---------- Input material

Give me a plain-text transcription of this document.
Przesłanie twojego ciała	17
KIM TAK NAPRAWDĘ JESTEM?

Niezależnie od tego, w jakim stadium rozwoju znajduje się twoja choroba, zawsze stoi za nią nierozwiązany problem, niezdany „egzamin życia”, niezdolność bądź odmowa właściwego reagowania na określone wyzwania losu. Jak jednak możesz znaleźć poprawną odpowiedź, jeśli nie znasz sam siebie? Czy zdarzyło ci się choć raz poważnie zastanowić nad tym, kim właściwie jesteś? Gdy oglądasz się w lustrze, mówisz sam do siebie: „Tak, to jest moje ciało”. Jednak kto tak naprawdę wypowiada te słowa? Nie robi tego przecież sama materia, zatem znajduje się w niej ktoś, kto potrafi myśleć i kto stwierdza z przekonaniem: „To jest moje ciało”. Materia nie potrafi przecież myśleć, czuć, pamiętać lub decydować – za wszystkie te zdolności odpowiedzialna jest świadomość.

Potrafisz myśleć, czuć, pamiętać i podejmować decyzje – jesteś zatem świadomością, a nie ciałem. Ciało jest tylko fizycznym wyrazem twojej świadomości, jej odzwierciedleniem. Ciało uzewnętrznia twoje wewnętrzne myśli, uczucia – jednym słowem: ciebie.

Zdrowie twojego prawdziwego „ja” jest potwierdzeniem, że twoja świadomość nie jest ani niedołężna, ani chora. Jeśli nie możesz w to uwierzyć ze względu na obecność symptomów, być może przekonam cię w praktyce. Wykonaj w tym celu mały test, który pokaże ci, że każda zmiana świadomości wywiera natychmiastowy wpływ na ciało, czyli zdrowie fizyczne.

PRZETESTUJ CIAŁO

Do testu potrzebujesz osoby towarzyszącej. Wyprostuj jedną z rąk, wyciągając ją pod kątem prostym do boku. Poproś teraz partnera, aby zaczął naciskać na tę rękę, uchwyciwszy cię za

--------------------

**Exercise brief**
Extract every entry in the listing word for word.

**Finished answer**
Give me a plain-text transcription of this document.
Przesłanie twojego ciała	17
KIM TAK NAPRAWDĘ JESTEM?

Niezależnie od tego, w jakim stadium rozwoju znajduje się twoja choroba, zawsze stoi za nią nierozwiązany problem, niezdany „egzamin życia”, niezdolność bądź odmowa właściwego reagowania na określone wyzwania losu. Jak jednak możesz znaleźć poprawną odpowiedź, jeśli nie znasz sam siebie? Czy zdarzyło ci się choć raz poważnie zastanowić nad tym, kim właściwie jesteś? Gdy oglądasz się w lustrze, mówisz sam do siebie: „Tak, to jest moje ciało”. Jednak kto tak naprawdę wypowiada te słowa? Nie robi tego przecież sama materia, zatem znajduje się w niej ktoś, kto potrafi myśleć i kto stwierdza z przekonaniem: „To jest moje ciało”. Materia nie potrafi przecież myśleć, czuć, pamiętać lub decydować – za wszystkie te zdolności odpowiedzialna jest świadomość.

Potrafisz myśleć, czuć, pamiętać i podejmować decyzje – jesteś zatem świadomością, a nie ciałem. Ciało jest tylko fizycznym wyrazem twojej świadomości, jej odzwierciedleniem. Ciało uzewnętrznia twoje wewnętrzne myśli, uczucia – jednym słowem: ciebie.

Zdrowie twojego prawdziwego „ja” jest potwierdzeniem, że twoja świadomość nie jest ani niedołężna, ani chora. Jeśli nie możesz w to uwierzyć ze względu na obecność symptomów, być może przekonam cię w praktyce. Wykonaj w tym celu mały test, który pokaże ci, że każda zmiana świadomości wywiera natychmiastowy wpływ na ciało, czyli zdrowie fizyczne.

PRZETESTUJ CIAŁO

Do testu potrzebujesz osoby towarzyszącej. Wyprostuj jedną z rąk, wyciągając ją pod kątem prostym do boku. Poproś teraz partnera, aby zaczął naciskać na tę rękę, uchwyciwszy cię za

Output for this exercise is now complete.